== WHAT YOU HAVE TO DO ==
State how many lines contain the string "this", and write nothing else.

== INPUT ==
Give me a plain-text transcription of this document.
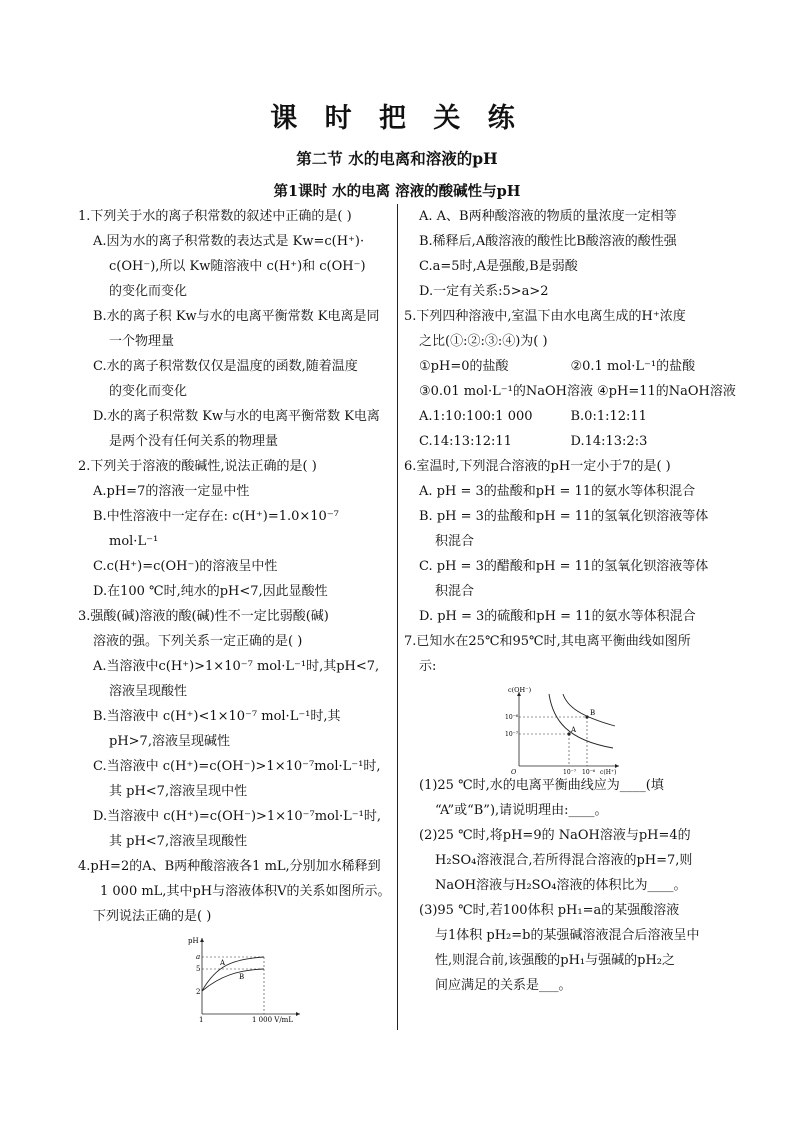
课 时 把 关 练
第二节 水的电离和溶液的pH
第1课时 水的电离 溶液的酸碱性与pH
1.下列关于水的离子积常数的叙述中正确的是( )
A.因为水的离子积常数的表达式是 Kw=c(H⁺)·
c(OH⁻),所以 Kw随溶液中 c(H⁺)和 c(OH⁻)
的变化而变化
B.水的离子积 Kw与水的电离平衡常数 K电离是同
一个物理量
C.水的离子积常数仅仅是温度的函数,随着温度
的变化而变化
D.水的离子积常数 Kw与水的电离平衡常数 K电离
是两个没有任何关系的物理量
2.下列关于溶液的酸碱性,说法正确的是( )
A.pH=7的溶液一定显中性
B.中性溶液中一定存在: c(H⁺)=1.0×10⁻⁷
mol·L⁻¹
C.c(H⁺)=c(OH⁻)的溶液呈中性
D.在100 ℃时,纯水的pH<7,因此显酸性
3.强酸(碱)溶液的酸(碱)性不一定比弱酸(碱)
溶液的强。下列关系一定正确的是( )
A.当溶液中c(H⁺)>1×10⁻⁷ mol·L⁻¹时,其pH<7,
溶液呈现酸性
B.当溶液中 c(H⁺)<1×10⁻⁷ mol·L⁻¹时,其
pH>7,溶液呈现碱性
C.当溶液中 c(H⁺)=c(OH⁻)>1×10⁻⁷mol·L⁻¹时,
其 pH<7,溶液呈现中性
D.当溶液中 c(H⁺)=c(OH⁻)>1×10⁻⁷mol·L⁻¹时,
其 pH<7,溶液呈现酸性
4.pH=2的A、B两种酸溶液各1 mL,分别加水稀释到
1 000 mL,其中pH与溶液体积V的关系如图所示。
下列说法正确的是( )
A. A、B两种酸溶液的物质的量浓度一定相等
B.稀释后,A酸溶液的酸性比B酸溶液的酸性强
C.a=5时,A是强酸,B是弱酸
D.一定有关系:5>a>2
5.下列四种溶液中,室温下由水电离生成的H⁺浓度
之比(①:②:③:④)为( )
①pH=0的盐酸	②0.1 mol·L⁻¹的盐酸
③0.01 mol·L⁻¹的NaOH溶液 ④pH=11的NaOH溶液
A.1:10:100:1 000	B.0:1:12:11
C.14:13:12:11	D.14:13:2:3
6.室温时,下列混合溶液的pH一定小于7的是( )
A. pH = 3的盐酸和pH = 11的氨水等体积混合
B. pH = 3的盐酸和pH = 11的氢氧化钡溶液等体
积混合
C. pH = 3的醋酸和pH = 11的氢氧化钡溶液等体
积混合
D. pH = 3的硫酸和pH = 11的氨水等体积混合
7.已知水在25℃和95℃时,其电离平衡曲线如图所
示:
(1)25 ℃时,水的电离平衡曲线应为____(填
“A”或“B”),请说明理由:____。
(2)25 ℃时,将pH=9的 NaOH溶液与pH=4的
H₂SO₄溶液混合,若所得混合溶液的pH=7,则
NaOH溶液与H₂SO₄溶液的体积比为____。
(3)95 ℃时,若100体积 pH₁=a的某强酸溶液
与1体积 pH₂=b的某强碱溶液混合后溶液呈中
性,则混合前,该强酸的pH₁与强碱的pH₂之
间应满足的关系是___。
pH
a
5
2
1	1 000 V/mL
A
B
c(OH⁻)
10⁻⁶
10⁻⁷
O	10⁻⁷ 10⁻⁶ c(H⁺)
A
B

==

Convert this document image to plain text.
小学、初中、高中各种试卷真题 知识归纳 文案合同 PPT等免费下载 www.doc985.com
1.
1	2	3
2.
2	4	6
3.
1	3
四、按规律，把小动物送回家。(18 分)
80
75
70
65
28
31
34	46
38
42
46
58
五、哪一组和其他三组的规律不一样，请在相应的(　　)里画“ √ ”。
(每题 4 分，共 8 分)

== EXPECTED ANSWER ==
2